* STATED PROBLEM: Look for the string "JSON" in every line, and copy each line that has it.

* EXERCISE INPUT:
'''

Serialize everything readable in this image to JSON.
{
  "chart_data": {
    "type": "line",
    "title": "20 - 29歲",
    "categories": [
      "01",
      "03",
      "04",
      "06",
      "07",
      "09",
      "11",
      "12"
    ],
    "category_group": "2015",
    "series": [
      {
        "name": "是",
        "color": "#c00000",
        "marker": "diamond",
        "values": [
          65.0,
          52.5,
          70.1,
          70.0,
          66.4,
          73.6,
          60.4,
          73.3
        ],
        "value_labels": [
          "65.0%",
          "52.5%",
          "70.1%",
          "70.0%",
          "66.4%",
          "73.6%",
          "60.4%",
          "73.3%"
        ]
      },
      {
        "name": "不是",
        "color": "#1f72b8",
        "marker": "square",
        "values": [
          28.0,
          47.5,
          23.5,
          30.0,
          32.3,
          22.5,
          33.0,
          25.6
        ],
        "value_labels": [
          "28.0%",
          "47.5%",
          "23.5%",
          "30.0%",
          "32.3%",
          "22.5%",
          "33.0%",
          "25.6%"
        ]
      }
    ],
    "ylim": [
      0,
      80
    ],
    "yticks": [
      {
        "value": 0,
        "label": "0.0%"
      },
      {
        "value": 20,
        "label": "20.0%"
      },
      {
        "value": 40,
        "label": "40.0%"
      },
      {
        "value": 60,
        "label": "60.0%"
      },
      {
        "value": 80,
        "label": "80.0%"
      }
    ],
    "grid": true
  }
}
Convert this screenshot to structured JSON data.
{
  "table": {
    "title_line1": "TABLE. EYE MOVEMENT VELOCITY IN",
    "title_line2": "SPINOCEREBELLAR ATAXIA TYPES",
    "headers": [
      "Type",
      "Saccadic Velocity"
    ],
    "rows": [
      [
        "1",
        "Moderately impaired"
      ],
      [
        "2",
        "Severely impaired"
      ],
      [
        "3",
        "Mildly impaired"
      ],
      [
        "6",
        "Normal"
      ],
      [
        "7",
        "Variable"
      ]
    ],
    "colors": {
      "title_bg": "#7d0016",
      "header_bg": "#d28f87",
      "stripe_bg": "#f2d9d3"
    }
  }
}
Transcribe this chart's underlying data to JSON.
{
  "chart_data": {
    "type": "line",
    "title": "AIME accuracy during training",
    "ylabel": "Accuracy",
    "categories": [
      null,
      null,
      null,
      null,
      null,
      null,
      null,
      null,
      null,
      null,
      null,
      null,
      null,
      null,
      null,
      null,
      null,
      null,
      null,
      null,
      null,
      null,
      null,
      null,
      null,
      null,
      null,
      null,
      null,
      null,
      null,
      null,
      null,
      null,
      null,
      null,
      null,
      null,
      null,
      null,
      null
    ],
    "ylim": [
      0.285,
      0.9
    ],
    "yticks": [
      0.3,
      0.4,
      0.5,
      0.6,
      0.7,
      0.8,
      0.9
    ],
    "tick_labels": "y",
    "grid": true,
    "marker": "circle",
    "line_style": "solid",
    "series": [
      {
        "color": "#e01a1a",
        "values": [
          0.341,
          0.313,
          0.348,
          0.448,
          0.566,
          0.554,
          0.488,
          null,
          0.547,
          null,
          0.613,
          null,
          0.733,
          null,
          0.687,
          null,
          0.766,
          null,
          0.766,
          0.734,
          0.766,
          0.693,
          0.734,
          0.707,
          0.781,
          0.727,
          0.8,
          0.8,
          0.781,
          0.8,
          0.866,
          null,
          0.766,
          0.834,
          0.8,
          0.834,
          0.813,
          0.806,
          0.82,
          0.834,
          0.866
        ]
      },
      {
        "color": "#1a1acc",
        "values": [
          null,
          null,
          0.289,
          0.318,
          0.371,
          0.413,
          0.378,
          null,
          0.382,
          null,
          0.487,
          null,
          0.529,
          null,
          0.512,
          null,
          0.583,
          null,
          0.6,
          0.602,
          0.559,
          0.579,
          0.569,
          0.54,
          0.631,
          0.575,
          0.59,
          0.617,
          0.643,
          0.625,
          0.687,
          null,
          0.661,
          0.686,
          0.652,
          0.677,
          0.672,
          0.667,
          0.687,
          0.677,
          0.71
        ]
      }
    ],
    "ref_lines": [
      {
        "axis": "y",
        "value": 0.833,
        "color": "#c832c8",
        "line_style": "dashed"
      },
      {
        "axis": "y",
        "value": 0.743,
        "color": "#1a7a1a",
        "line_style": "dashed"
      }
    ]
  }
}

'''

* OUTPUT OF THE TASK:
Serialize everything readable in this image to JSON.
Convert this screenshot to structured JSON data.
Transcribe this chart's underlying data to JSON.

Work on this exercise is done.